## START Given information
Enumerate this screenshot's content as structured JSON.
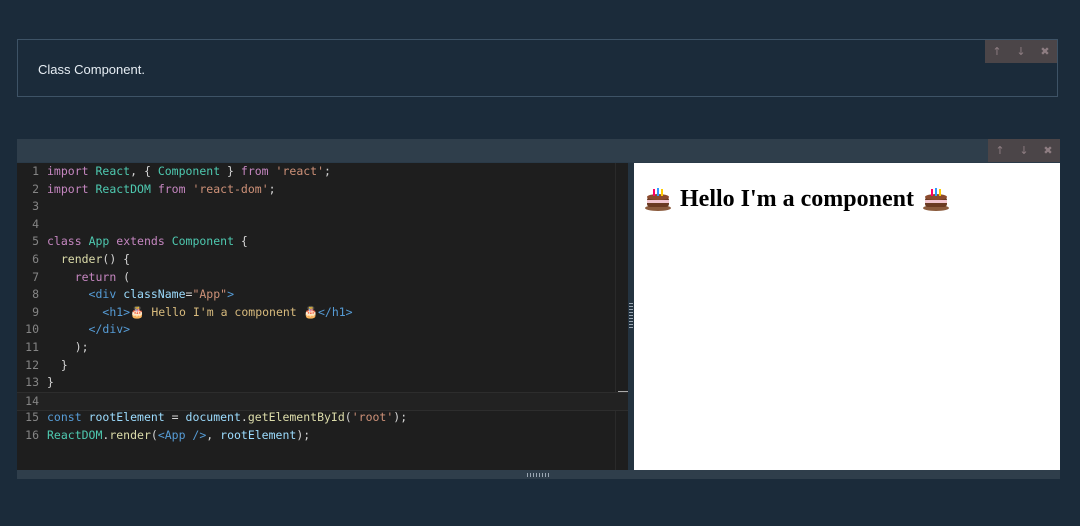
{
  "markdown_cell": {
    "text": "Class Component."
  },
  "toolbar_icons": {
    "up": "↑",
    "down": "↓",
    "delete": "✖"
  },
  "editor": {
    "lines": [
      {
        "n": "1",
        "tokens": [
          [
            "kw",
            "import"
          ],
          [
            "plain",
            " "
          ],
          [
            "id",
            "React"
          ],
          [
            "plain",
            ", { "
          ],
          [
            "id",
            "Component"
          ],
          [
            "plain",
            " } "
          ],
          [
            "kw",
            "from"
          ],
          [
            "plain",
            " "
          ],
          [
            "str",
            "'react'"
          ],
          [
            "plain",
            ";"
          ]
        ]
      },
      {
        "n": "2",
        "tokens": [
          [
            "kw",
            "import"
          ],
          [
            "plain",
            " "
          ],
          [
            "id",
            "ReactDOM"
          ],
          [
            "plain",
            " "
          ],
          [
            "kw",
            "from"
          ],
          [
            "plain",
            " "
          ],
          [
            "str",
            "'react-dom'"
          ],
          [
            "plain",
            ";"
          ]
        ]
      },
      {
        "n": "3",
        "tokens": []
      },
      {
        "n": "4",
        "tokens": []
      },
      {
        "n": "5",
        "tokens": [
          [
            "kw",
            "class"
          ],
          [
            "plain",
            " "
          ],
          [
            "id",
            "App"
          ],
          [
            "plain",
            " "
          ],
          [
            "kw",
            "extends"
          ],
          [
            "plain",
            " "
          ],
          [
            "id",
            "Component"
          ],
          [
            "plain",
            " {"
          ]
        ]
      },
      {
        "n": "6",
        "tokens": [
          [
            "plain",
            "  "
          ],
          [
            "fn",
            "render"
          ],
          [
            "plain",
            "() {"
          ]
        ]
      },
      {
        "n": "7",
        "tokens": [
          [
            "plain",
            "    "
          ],
          [
            "kw",
            "return"
          ],
          [
            "plain",
            " ("
          ]
        ]
      },
      {
        "n": "8",
        "tokens": [
          [
            "plain",
            "      "
          ],
          [
            "tag",
            "<div"
          ],
          [
            "plain",
            " "
          ],
          [
            "attr",
            "className"
          ],
          [
            "plain",
            "="
          ],
          [
            "str",
            "\"App\""
          ],
          [
            "tag",
            ">"
          ]
        ]
      },
      {
        "n": "9",
        "tokens": [
          [
            "plain",
            "        "
          ],
          [
            "tag",
            "<h1>"
          ],
          [
            "jsxtext",
            "🎂 Hello I'm a component 🎂"
          ],
          [
            "tag",
            "</h1>"
          ]
        ]
      },
      {
        "n": "10",
        "tokens": [
          [
            "plain",
            "      "
          ],
          [
            "tag",
            "</div>"
          ]
        ]
      },
      {
        "n": "11",
        "tokens": [
          [
            "plain",
            "    );"
          ]
        ]
      },
      {
        "n": "12",
        "tokens": [
          [
            "plain",
            "  }"
          ]
        ]
      },
      {
        "n": "13",
        "tokens": [
          [
            "plain",
            "}"
          ]
        ]
      },
      {
        "n": "14",
        "tokens": []
      },
      {
        "n": "15",
        "tokens": [
          [
            "kw2",
            "const"
          ],
          [
            "plain",
            " "
          ],
          [
            "var",
            "rootElement"
          ],
          [
            "plain",
            " = "
          ],
          [
            "var",
            "document"
          ],
          [
            "plain",
            "."
          ],
          [
            "fn",
            "getElementById"
          ],
          [
            "plain",
            "("
          ],
          [
            "str",
            "'root'"
          ],
          [
            "plain",
            ");"
          ]
        ]
      },
      {
        "n": "16",
        "tokens": [
          [
            "id",
            "ReactDOM"
          ],
          [
            "plain",
            "."
          ],
          [
            "fn",
            "render"
          ],
          [
            "plain",
            "("
          ],
          [
            "tag",
            "<App />"
          ],
          [
            "plain",
            ", "
          ],
          [
            "var",
            "rootElement"
          ],
          [
            "plain",
            ");"
          ]
        ]
      }
    ]
  },
  "preview": {
    "heading_text": "Hello I'm a component"
  }
}
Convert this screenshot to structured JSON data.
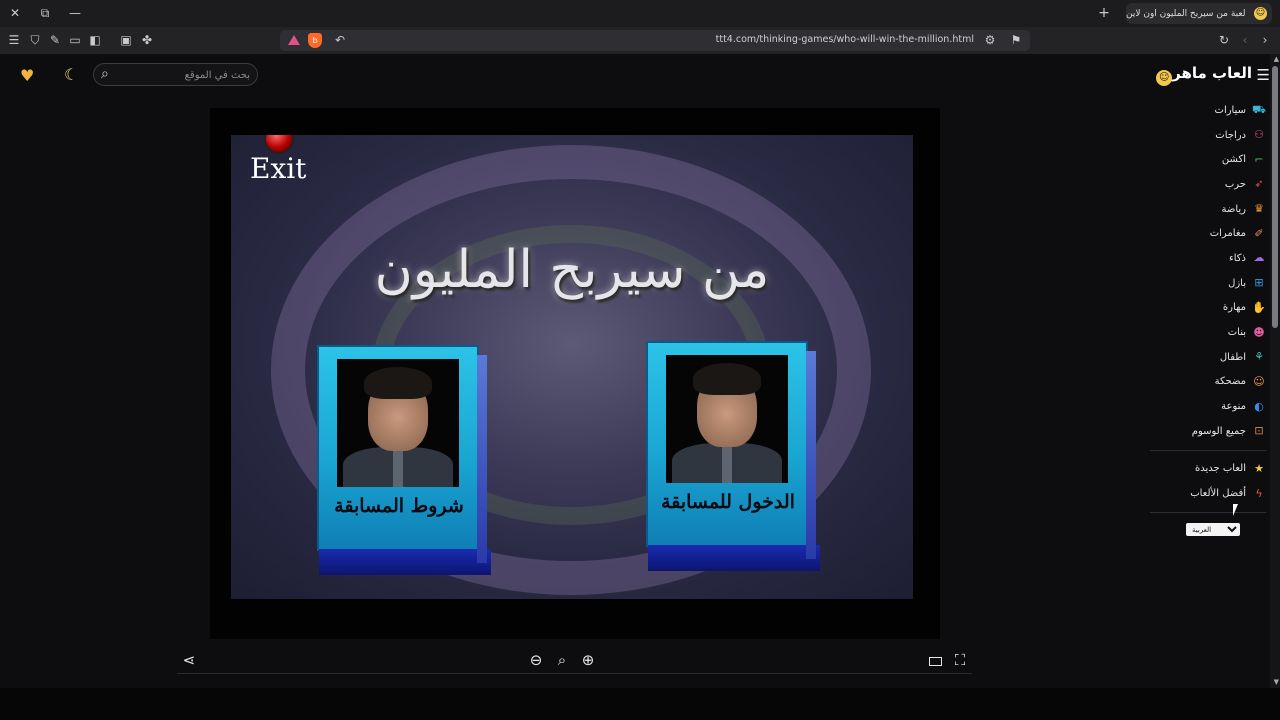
{
  "browser": {
    "tab_title": "لعبة من سيربح المليون اون لاين",
    "url": "ttt4.com/thinking-games/who-will-win-the-million.html",
    "window_buttons": {
      "close": "✕",
      "restore": "⧉",
      "minimize": "—"
    },
    "new_tab": "+",
    "tab_close": "✕"
  },
  "header": {
    "logo_text": "العاب ماهر",
    "search_placeholder": "بحث في الموقع"
  },
  "sidebar": {
    "categories": [
      {
        "label": "سيارات",
        "icon": "car-icon",
        "color": "#3bb6d9"
      },
      {
        "label": "دراجات",
        "icon": "bike-icon",
        "color": "#e0508a"
      },
      {
        "label": "اكشن",
        "icon": "gun-icon",
        "color": "#4cc36b"
      },
      {
        "label": "حرب",
        "icon": "rocket-icon",
        "color": "#e04a55"
      },
      {
        "label": "رياضة",
        "icon": "trophy-icon",
        "color": "#f09a3a"
      },
      {
        "label": "مغامرات",
        "icon": "brush-icon",
        "color": "#f08a4a"
      },
      {
        "label": "ذكاء",
        "icon": "brain-icon",
        "color": "#a06ae0"
      },
      {
        "label": "بازل",
        "icon": "puzzle-icon",
        "color": "#3a9ae0"
      },
      {
        "label": "مهارة",
        "icon": "hand-icon",
        "color": "#5ac36b"
      },
      {
        "label": "بنات",
        "icon": "girl-icon",
        "color": "#e05aa0"
      },
      {
        "label": "اطفال",
        "icon": "kids-icon",
        "color": "#3ac3b0"
      },
      {
        "label": "مضحكة",
        "icon": "smile-icon",
        "color": "#f0a03a"
      },
      {
        "label": "منوعة",
        "icon": "mix-icon",
        "color": "#3a8ae0"
      },
      {
        "label": "جميع الوسوم",
        "icon": "grid-icon",
        "color": "#e08a4a"
      }
    ],
    "extras": [
      {
        "label": "العاب جديدة",
        "icon": "star-icon",
        "color": "#f2c94c"
      },
      {
        "label": "أفضل الألعاب",
        "icon": "bolt-icon",
        "color": "#f05a3a"
      }
    ],
    "language": "العربية"
  },
  "game": {
    "exit_label": "Exit",
    "title": "من سيربح المليون",
    "rules_card": "شروط المسابقة",
    "enter_card": "الدخول للمسابقة"
  }
}
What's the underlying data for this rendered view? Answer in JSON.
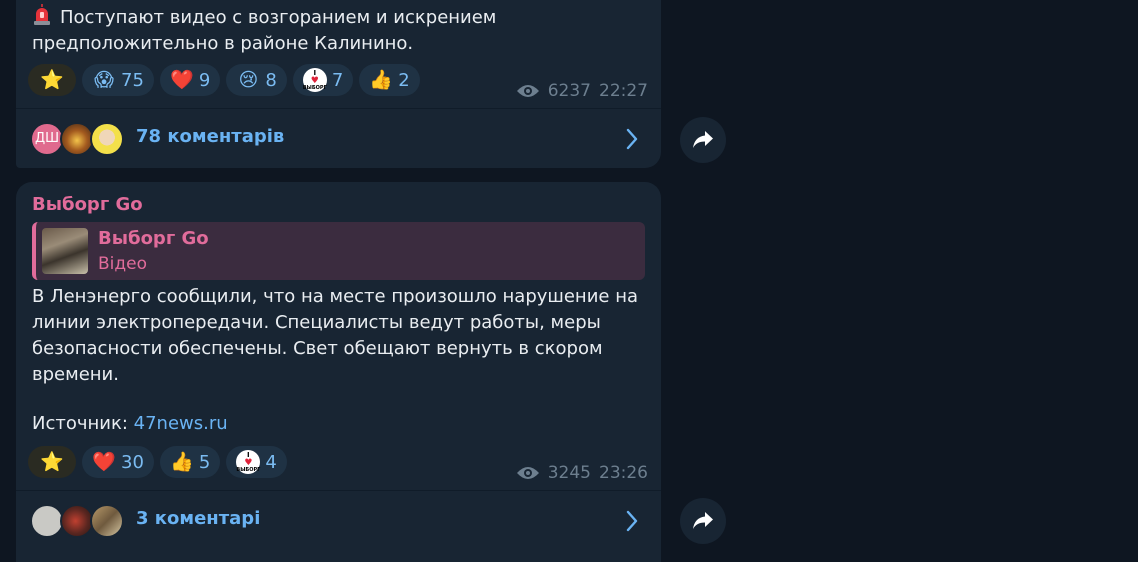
## END Given information
Given task:
Return every line of the records exactly as given, pictures excluded.

Solution for this problem:
Enumerate this screenshot's content as structured JSON.
{
  "markdown_cell": {
    "text": "Class Component."
  },
  "toolbar_icons": {
    "up": "↑",
    "down": "↓",
    "delete": "✖"
  },
  "editor": {
    "lines": [
      {
        "n": "1",
        "tokens": [
          [
            "kw",
            "import"
          ],
          [
            "plain",
            " "
          ],
          [
            "id",
            "React"
          ],
          [
            "plain",
            ", { "
          ],
          [
            "id",
            "Component"
          ],
          [
            "plain",
            " } "
          ],
          [
            "kw",
            "from"
          ],
          [
            "plain",
            " "
          ],
          [
            "str",
            "'react'"
          ],
          [
            "plain",
            ";"
          ]
        ]
      },
      {
        "n": "2",
        "tokens": [
          [
            "kw",
            "import"
          ],
          [
            "plain",
            " "
          ],
          [
            "id",
            "ReactDOM"
          ],
          [
            "plain",
            " "
          ],
          [
            "kw",
            "from"
          ],
          [
            "plain",
            " "
          ],
          [
            "str",
            "'react-dom'"
          ],
          [
            "plain",
            ";"
          ]
        ]
      },
      {
        "n": "3",
        "tokens": []
      },
      {
        "n": "4",
        "tokens": []
      },
      {
        "n": "5",
        "tokens": [
          [
            "kw",
            "class"
          ],
          [
            "plain",
            " "
          ],
          [
            "id",
            "App"
          ],
          [
            "plain",
            " "
          ],
          [
            "kw",
            "extends"
          ],
          [
            "plain",
            " "
          ],
          [
            "id",
            "Component"
          ],
          [
            "plain",
            " {"
          ]
        ]
      },
      {
        "n": "6",
        "tokens": [
          [
            "plain",
            "  "
          ],
          [
            "fn",
            "render"
          ],
          [
            "plain",
            "() {"
          ]
        ]
      },
      {
        "n": "7",
        "tokens": [
          [
            "plain",
            "    "
          ],
          [
            "kw",
            "return"
          ],
          [
            "plain",
            " ("
          ]
        ]
      },
      {
        "n": "8",
        "tokens": [
          [
            "plain",
            "      "
          ],
          [
            "tag",
            "<div"
          ],
          [
            "plain",
            " "
          ],
          [
            "attr",
            "className"
          ],
          [
            "plain",
            "="
          ],
          [
            "str",
            "\"App\""
          ],
          [
            "tag",
            ">"
          ]
        ]
      },
      {
        "n": "9",
        "tokens": [
          [
            "plain",
            "        "
          ],
          [
            "tag",
            "<h1>"
          ],
          [
            "jsxtext",
            "🎂 Hello I'm a component 🎂"
          ],
          [
            "tag",
            "</h1>"
          ]
        ]
      },
      {
        "n": "10",
        "tokens": [
          [
            "plain",
            "      "
          ],
          [
            "tag",
            "</div>"
          ]
        ]
      },
      {
        "n": "11",
        "tokens": [
          [
            "plain",
            "    );"
          ]
        ]
      },
      {
        "n": "12",
        "tokens": [
          [
            "plain",
            "  }"
          ]
        ]
      },
      {
        "n": "13",
        "tokens": [
          [
            "plain",
            "}"
          ]
        ]
      },
      {
        "n": "14",
        "tokens": []
      },
      {
        "n": "15",
        "tokens": [
          [
            "kw2",
            "const"
          ],
          [
            "plain",
            " "
          ],
          [
            "var",
            "rootElement"
          ],
          [
            "plain",
            " = "
          ],
          [
            "var",
            "document"
          ],
          [
            "plain",
            "."
          ],
          [
            "fn",
            "getElementById"
          ],
          [
            "plain",
            "("
          ],
          [
            "str",
            "'root'"
          ],
          [
            "plain",
            ");"
          ]
        ]
      },
      {
        "n": "16",
        "tokens": [
          [
            "id",
            "ReactDOM"
          ],
          [
            "plain",
            "."
          ],
          [
            "fn",
            "render"
          ],
          [
            "plain",
            "("
          ],
          [
            "tag",
            "<App />"
          ],
          [
            "plain",
            ", "
          ],
          [
            "var",
            "rootElement"
          ],
          [
            "plain",
            ");"
          ]
        ]
      }
    ]
  },
  "preview": {
    "heading_text": "Hello I'm a component"
  }
}
Convert this screenshot to structured JSON data.
{
  "browser": {
    "tab_title": "لعبة من سيربح المليون اون لاين",
    "url": "ttt4.com/thinking-games/who-will-win-the-million.html",
    "window_buttons": {
      "close": "✕",
      "restore": "⧉",
      "minimize": "—"
    },
    "new_tab": "+",
    "tab_close": "✕"
  },
  "header": {
    "logo_text": "العاب ماهر",
    "search_placeholder": "بحث في الموقع"
  },
  "sidebar": {
    "categories": [
      {
        "label": "سيارات",
        "icon": "car-icon",
        "color": "#3bb6d9"
      },
      {
        "label": "دراجات",
        "icon": "bike-icon",
        "color": "#e0508a"
      },
      {
        "label": "اكشن",
        "icon": "gun-icon",
        "color": "#4cc36b"
      },
      {
        "label": "حرب",
        "icon": "rocket-icon",
        "color": "#e04a55"
      },
      {
        "label": "رياضة",
        "icon": "trophy-icon",
        "color": "#f09a3a"
      },
      {
        "label": "مغامرات",
        "icon": "brush-icon",
        "color": "#f08a4a"
      },
      {
        "label": "ذكاء",
        "icon": "brain-icon",
        "color": "#a06ae0"
      },
      {
        "label": "بازل",
        "icon": "puzzle-icon",
        "color": "#3a9ae0"
      },
      {
        "label": "مهارة",
        "icon": "hand-icon",
        "color": "#5ac36b"
      },
      {
        "label": "بنات",
        "icon": "girl-icon",
        "color": "#e05aa0"
      },
      {
        "label": "اطفال",
        "icon": "kids-icon",
        "color": "#3ac3b0"
      },
      {
        "label": "مضحكة",
        "icon": "smile-icon",
        "color": "#f0a03a"
      },
      {
        "label": "منوعة",
        "icon": "mix-icon",
        "color": "#3a8ae0"
      },
      {
        "label": "جميع الوسوم",
        "icon": "grid-icon",
        "color": "#e08a4a"
      }
    ],
    "extras": [
      {
        "label": "العاب جديدة",
        "icon": "star-icon",
        "color": "#f2c94c"
      },
      {
        "label": "أفضل الألعاب",
        "icon": "bolt-icon",
        "color": "#f05a3a"
      }
    ],
    "language": "العربية"
  },
  "game": {
    "exit_label": "Exit",
    "title": "من سيربح المليون",
    "rules_card": "شروط المسابقة",
    "enter_card": "الدخول للمسابقة"
  }
}
What's the underlying data for this rendered view? Answer in JSON.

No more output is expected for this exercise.